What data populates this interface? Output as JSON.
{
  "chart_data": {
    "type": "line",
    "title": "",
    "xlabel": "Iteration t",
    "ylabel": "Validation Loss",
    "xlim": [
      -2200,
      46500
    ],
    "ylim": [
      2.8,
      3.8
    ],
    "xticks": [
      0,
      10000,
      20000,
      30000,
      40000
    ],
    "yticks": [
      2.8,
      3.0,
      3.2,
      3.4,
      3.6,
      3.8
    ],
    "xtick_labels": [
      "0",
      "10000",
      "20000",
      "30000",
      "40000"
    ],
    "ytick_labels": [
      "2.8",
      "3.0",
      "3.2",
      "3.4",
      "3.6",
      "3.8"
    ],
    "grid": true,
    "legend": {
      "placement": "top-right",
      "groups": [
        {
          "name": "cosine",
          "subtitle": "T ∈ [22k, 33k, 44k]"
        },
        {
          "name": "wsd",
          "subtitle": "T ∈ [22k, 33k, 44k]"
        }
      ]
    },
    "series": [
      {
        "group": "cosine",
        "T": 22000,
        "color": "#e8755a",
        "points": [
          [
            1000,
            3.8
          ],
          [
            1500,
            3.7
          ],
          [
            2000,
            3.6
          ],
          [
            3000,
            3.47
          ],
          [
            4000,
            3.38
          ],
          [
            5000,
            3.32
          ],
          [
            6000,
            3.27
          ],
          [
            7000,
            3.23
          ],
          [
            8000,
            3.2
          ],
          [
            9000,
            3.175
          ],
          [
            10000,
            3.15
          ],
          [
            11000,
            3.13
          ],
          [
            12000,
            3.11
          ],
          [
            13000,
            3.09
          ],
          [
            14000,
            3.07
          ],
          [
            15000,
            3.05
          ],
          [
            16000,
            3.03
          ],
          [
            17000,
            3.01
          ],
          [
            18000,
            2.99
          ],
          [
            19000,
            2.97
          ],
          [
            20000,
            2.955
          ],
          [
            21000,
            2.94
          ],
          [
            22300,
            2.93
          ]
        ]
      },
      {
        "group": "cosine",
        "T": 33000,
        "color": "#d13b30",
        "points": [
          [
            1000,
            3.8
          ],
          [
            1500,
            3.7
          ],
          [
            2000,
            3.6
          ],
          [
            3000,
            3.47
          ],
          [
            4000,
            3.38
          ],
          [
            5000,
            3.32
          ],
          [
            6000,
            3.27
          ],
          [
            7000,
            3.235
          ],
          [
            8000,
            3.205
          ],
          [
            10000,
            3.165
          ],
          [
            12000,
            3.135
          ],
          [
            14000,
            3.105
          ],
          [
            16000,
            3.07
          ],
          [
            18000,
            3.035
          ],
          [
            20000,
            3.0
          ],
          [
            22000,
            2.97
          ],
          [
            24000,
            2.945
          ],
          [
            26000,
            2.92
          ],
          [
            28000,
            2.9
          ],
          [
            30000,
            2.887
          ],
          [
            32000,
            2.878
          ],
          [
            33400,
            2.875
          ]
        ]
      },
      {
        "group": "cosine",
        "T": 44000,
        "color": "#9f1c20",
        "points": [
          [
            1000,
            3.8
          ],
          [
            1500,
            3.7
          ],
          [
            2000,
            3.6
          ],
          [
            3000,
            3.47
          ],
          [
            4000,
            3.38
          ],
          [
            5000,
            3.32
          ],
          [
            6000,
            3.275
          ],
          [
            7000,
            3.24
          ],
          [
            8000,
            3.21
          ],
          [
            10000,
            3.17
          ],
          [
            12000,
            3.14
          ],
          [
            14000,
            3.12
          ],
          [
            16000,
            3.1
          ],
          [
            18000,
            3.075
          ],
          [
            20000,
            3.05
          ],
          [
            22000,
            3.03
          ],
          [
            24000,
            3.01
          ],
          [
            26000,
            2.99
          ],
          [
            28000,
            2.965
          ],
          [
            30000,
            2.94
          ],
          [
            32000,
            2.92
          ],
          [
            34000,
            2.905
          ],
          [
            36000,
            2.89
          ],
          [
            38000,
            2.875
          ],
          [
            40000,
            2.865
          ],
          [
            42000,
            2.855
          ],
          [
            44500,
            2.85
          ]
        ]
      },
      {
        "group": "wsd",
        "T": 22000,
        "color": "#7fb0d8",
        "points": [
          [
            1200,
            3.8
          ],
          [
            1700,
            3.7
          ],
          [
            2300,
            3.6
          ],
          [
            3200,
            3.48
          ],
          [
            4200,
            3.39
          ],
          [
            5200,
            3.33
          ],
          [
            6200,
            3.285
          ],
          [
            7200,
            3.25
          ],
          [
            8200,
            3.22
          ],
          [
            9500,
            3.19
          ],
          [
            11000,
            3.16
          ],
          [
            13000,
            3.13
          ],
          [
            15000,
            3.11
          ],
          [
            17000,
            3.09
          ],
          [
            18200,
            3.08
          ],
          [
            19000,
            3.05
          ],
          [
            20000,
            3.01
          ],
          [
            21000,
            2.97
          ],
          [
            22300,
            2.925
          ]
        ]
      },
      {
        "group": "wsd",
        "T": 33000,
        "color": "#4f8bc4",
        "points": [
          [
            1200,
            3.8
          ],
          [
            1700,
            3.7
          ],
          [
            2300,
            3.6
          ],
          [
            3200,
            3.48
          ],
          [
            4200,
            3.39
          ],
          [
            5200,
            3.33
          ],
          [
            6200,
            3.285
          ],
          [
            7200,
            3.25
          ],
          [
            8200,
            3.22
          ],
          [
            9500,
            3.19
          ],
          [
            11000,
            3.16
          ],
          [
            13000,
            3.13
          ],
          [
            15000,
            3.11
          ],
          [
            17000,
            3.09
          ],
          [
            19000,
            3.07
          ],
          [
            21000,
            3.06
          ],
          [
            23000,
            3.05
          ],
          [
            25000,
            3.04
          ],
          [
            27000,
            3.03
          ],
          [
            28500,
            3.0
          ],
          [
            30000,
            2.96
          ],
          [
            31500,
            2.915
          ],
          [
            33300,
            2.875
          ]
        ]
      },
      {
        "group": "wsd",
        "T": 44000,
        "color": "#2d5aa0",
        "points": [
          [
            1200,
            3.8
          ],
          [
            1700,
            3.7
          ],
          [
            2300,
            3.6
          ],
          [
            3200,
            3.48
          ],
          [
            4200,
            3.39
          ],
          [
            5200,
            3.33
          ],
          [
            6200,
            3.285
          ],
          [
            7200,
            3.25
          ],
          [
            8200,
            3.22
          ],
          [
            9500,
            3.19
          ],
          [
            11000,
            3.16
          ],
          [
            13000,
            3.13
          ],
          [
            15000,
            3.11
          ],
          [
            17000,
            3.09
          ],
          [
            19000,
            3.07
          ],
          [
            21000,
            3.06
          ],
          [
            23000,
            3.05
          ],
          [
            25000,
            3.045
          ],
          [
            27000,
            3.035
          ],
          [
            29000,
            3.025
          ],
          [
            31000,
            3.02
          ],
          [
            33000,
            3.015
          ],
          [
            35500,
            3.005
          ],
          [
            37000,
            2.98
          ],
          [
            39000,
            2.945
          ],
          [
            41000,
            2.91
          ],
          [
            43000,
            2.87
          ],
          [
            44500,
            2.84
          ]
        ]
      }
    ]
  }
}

★ ★ ★ ★ ★ ★ ★

_AIM_.
Find the word "color" in the records and pull out each line that has it.

_TASK RESULT_.
        "color": "#e8755a",
        "color": "#d13b30",
        "color": "#9f1c20",
        "color": "#7fb0d8",
        "color": "#4f8bc4",
        "color": "#2d5aa0",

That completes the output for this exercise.